◆ DIRECTIONS
Wherever "pozemku" appears in a line, copy that line.

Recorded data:
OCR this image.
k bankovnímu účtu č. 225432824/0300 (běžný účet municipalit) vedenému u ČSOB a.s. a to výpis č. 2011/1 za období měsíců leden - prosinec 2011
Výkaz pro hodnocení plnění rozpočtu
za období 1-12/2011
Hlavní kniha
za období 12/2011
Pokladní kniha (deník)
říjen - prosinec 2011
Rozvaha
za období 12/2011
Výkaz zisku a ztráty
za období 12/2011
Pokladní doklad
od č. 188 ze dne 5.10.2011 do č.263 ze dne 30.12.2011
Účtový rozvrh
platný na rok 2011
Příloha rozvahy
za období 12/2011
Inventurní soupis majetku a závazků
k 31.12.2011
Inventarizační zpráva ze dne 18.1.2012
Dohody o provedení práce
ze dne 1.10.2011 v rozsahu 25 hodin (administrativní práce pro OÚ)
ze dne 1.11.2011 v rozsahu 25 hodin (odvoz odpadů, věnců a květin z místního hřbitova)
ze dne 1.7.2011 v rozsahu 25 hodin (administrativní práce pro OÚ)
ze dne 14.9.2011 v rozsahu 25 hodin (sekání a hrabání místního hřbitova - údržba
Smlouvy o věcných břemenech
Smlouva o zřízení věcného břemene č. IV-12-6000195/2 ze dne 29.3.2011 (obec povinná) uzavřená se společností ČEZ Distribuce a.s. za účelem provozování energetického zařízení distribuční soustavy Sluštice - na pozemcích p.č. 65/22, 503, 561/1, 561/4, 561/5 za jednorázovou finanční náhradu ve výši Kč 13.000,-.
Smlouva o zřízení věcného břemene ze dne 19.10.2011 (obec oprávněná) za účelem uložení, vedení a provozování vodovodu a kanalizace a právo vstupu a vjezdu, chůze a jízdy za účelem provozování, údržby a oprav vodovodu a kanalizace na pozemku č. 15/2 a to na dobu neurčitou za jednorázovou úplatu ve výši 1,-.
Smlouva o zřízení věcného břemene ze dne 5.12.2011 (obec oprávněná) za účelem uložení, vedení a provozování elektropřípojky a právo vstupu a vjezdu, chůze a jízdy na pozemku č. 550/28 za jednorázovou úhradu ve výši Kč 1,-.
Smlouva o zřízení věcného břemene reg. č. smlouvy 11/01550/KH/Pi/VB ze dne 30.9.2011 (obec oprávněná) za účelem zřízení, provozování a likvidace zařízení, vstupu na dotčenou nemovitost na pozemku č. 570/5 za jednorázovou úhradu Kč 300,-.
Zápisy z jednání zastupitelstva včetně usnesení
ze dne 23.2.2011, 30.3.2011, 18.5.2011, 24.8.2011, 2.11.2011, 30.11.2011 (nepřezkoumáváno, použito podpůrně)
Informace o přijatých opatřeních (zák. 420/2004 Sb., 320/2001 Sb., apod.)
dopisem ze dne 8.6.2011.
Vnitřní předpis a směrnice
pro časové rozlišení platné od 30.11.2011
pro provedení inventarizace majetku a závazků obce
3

◆ FINAL RESULT
Smlouva o zřízení věcného břemene ze dne 19.10.2011 (obec oprávněná) za účelem uložení, vedení a provozování vodovodu a kanalizace a právo vstupu a vjezdu, chůze a jízdy za účelem provozování, údržby a oprav vodovodu a kanalizace na pozemku č. 15/2 a to na dobu neurčitou za jednorázovou úplatu ve výši 1,-.
Smlouva o zřízení věcného břemene ze dne 5.12.2011 (obec oprávněná) za účelem uložení, vedení a provozování elektropřípojky a právo vstupu a vjezdu, chůze a jízdy na pozemku č. 550/28 za jednorázovou úhradu ve výši Kč 1,-.
Smlouva o zřízení věcného břemene reg. č. smlouvy 11/01550/KH/Pi/VB ze dne 30.9.2011 (obec oprávněná) za účelem zřízení, provozování a likvidace zařízení, vstupu na dotčenou nemovitost na pozemku č. 570/5 za jednorázovou úhradu Kč 300,-.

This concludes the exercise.